### Exercise tasks
1. In the WhatsApp comment thread, what does the passage starting with "AI psychosis is" and going on through "make it usable." read like with "weekends" swapped for "holidays"?
2. Answer these questions on the WhatsApp comment thread:
(a) How long did the WhatsApp update take to install?
(b) What concept does the commenter who would love more services to have an Open API say they like?
(c) Which editor does the commenter who calls themselves "literally" a nerd say they use?
3. Can you carry the WhatsApp comment thread forward from where it stops?

━━━ Document segment ━━━

Comment by rvz

6 hours ago

It has been 3 hours already since your comment and I have just installed a WhatsApp update and it took around 10 seconds.

We're still waiting for tptacek's DIY WhatsApp alternative since he believes that it's "easier to build your own solution than to install an existing one".

That must be one of the most silliest comments I have ever read, and the worst part is even the moderators agree with the statement.

AI psychosis is indeed real.

To be fair, I think it is true that AI will help nerds (like me) implement their own clients. Without AI, I will think that "I could make my own client", I will spend some evenings and weekends proving that I can solve the problem, and then I will never spend the time I would need to actually make it usable.

And I would love it if more services had an Open API and allowed people to write their own clients. I like the concept of "emacsification of software".

But I find it a little extreme to say "it's faster to build your own than to install an existing alternative". You still have to spend a lot of time building your own, it's just that now it's realistic without taking a sabbatical.

  • I think the "nerds (like me)" part of your observation is something that a lot of AI-enthusiast nerds seriously underestimate. For as long as there's been personal computing, there's been a narrative that everyone would be a programmer if we just made it easier for everyone to program, and we've seen attempt after attempt after attempt to introduce new technologies that will surely, surely, be the key to unlocking this. What we don't seem to consider is the vast circumstantial evidence that the vast majority of users are simply not interested in creating tools, automations, widgets, etc., and never will be.

    For my part, I am not only a nerd, I am literally an Emacs-using nerd, and I am not interested in using LLMs to create a plethora of bespoke applications that are subtle tweaks on existing tools. I haven't ruled out using AI to assist in helping me with a program that I've been wanting to write for years, but a lot of what's blocking me on that is figuring out design aspects that an LLM wouldn't be able to help me with in the first place. (I'm also concerned about "vibe-coding" programs that I don't 100% understand, at least if they're programs that I might ever want to release into the world.)

  • > But I find it a little extreme to say "it's faster to build your own than to install an existing alternative".

    Installing an existing alternative might be easy ... once you found the one which best (i.e. mostly) matches your requirements. The time consuming task IMO is the time needed to find and then choose between half a dozen (or so) alternatives which all might do the job ... until you installed them, tested them, and found that they are insufficient for the job you expect them to do.

━━━ Provided material ━━━

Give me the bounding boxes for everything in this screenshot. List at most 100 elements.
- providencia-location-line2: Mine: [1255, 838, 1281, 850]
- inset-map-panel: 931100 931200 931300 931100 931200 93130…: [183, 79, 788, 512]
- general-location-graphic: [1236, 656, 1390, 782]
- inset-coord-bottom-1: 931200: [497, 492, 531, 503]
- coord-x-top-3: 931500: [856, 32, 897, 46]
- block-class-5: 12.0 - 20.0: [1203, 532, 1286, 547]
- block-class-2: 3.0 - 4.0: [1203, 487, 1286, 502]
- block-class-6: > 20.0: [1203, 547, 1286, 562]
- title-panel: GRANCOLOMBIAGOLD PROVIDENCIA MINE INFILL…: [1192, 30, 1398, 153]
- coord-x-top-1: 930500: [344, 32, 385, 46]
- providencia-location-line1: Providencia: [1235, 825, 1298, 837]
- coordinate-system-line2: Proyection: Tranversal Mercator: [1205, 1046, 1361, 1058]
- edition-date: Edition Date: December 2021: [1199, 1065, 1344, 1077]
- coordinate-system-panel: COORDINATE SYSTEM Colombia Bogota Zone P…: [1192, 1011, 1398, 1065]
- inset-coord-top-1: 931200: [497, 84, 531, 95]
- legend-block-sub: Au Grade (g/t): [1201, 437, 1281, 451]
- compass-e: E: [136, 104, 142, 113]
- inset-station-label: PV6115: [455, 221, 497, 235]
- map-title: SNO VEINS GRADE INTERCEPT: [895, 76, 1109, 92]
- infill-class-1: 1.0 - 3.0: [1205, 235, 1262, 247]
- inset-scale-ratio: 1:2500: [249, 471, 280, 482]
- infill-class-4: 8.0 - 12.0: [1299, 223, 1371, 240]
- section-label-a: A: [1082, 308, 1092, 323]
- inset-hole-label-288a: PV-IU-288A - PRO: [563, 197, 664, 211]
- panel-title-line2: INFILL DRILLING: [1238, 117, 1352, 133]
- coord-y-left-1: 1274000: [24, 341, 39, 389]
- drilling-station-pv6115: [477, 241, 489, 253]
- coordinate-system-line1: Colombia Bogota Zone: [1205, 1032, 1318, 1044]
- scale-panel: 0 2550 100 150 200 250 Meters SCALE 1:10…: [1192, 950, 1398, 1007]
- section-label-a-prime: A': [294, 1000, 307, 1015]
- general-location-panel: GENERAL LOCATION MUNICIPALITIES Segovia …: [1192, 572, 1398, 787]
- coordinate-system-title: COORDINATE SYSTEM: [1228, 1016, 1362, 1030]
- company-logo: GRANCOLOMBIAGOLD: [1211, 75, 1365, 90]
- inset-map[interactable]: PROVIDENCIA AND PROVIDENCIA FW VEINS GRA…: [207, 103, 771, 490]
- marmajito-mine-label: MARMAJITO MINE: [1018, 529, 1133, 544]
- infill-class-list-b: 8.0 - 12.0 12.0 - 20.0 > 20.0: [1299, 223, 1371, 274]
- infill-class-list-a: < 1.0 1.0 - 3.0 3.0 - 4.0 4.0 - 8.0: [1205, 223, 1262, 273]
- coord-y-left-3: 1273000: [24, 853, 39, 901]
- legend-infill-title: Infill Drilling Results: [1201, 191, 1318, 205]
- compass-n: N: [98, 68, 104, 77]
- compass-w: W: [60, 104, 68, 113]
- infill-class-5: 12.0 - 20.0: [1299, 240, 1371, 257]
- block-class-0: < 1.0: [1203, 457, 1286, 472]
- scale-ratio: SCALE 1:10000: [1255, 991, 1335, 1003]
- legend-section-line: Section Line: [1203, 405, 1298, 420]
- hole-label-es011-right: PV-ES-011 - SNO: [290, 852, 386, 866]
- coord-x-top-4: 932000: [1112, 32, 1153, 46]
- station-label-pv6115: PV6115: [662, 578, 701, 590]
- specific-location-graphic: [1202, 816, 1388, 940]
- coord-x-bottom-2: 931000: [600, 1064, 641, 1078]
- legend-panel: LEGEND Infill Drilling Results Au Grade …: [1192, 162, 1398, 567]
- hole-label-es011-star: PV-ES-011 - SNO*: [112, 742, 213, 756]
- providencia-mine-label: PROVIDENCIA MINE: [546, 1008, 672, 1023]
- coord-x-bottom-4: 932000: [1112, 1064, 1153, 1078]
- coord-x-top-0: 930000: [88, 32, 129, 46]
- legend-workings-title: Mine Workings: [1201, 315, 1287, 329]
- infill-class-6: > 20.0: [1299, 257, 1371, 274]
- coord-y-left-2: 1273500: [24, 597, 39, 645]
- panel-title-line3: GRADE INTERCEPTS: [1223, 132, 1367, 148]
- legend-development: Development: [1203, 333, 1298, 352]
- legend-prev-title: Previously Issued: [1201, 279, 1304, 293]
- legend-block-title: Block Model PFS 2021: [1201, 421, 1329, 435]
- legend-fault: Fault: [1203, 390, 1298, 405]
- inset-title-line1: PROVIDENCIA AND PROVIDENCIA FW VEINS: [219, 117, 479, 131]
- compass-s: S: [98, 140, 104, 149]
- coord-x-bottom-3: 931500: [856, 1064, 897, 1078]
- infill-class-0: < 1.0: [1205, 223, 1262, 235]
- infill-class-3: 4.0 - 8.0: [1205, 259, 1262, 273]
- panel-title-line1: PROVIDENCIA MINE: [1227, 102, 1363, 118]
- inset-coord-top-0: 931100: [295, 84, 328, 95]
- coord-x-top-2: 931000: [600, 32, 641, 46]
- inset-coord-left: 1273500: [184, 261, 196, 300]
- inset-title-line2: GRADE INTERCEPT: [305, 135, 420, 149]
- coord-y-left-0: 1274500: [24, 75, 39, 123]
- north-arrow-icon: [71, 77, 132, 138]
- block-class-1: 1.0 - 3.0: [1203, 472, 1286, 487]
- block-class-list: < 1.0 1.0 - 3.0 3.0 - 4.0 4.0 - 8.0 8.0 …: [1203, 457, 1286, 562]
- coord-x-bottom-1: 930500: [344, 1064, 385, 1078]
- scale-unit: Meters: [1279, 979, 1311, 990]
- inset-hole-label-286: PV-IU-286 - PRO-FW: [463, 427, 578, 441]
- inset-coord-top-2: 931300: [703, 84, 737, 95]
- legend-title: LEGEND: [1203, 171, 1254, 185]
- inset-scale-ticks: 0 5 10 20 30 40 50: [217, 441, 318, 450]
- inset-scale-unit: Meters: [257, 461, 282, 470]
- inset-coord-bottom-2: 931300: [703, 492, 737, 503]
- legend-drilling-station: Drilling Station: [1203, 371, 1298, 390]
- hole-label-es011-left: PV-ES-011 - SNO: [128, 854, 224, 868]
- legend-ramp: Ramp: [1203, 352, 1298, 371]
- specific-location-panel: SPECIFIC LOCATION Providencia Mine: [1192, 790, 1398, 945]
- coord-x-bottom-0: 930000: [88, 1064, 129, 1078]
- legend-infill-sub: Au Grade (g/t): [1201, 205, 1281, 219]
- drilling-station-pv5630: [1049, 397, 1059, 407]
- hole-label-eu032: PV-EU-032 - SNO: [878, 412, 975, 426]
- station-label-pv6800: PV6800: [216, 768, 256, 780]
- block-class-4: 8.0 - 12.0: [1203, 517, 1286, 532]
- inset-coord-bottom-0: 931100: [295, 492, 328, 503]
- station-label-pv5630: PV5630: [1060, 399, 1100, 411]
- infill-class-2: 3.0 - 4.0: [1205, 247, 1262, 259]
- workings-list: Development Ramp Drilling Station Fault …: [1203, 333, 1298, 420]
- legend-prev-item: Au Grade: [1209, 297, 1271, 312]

━━━

### Answers to the problems
1.
AI psychosis is indeed real.

To be fair, I think it is true that AI will help nerds (like me) implement their own clients. Without AI, I will think that "I could make my own client", I will spend some evenings and holidays proving that I can solve the problem, and then I will never spend the time I would need to actually make it usable.

2.
(a) Around 10 seconds.
(b) The "emacsification of software."
(c) Emacs.

3.
    • Right. But if you decide to make your own, won't you spend some time "researching" and "designing" it first? I personally will :-).

  • Also, as someone who has developed an ever growing suite of bespoke tools for my personal workflows using Codex/Gemini CLI over the last year, something I don’t see mentioned as often is the “mental overhead” of self-designed apps.

    Even if the coding process itself is “effortless” and the agent just churns away to implement whatever I ask for on a dime, it can become exhausting thinking through all my needs/wants, tradeoffs, API shape etc. Despite not needing to write a line of code myself or read more than excerpts in the chat it can turn into a slog after the honeymoon period passes and it starts to feel like unpaid work.

    I’ve had moments where I’m relieved to discover a popular open source tool that works out-of-the-box as an alternative to my own so I can offload that organizational overhead and decision fatigue to someone else. While benefiting from all their features/enhancements I didn’t have to design or maintain myself over time.

    As an example, I had been building a TUI/web app to download and organize ebooks from various sources like Project Gutenberg or Anna’s Archive with a central meta search, and manage my personal library. It solved the immediate problem at the time but I kept needing to add missing features, plug holes in the various search integrations, UI refinements, etc and it never quite worked exactly as I wanted so kept having to work on it and became less and less fun as time went on.

    Then I discovered Calibre Web Automated + Shelfmark on GitHub that did 99% of what I needed plus a lot more and overall had a level of polish and reliability my tool never reached. Now I just pull a Docker container every so often for updates and made a few tweaks to syncing but overall spend vastly more time on actually reading/organizing/growing my library vs. increasingly tedious vibe coding sessions and it feels so much more enjoyable.

    I still have plenty of self-designed tools and continue making new ones but now tend to reach for an existing, off-the-shelf option first whenever possible for anything more complex than a one-off script. That way I can benefit from a community collectively contributing to improve and maintain the project over time without needing to become an unpaid Product Manager, Lead Designer, Senior Developer and QA Manager for everything I use.

    I hope the current period of exuberance around LLM development doesn’t lead to everyone becoming stuck in individual silos duplicating work that in the past could have been directed to an OSS project where that time investment could be shared with everyone else and benefit from way more eyes catching bugs and smoothing off rough edges.

    • Yeah I agree with the feeling. And actually more than "building your own" because "it's faster than installing", "Emacsification" probably also works for "using an open source project and quickly patching it just for your needs".

      > could have been directed to an OSS project

      My feeling is that it is not exactly a risk. People who are keen on contributing to open source will do it even with AI, and people who are not wouldn't do it anyway.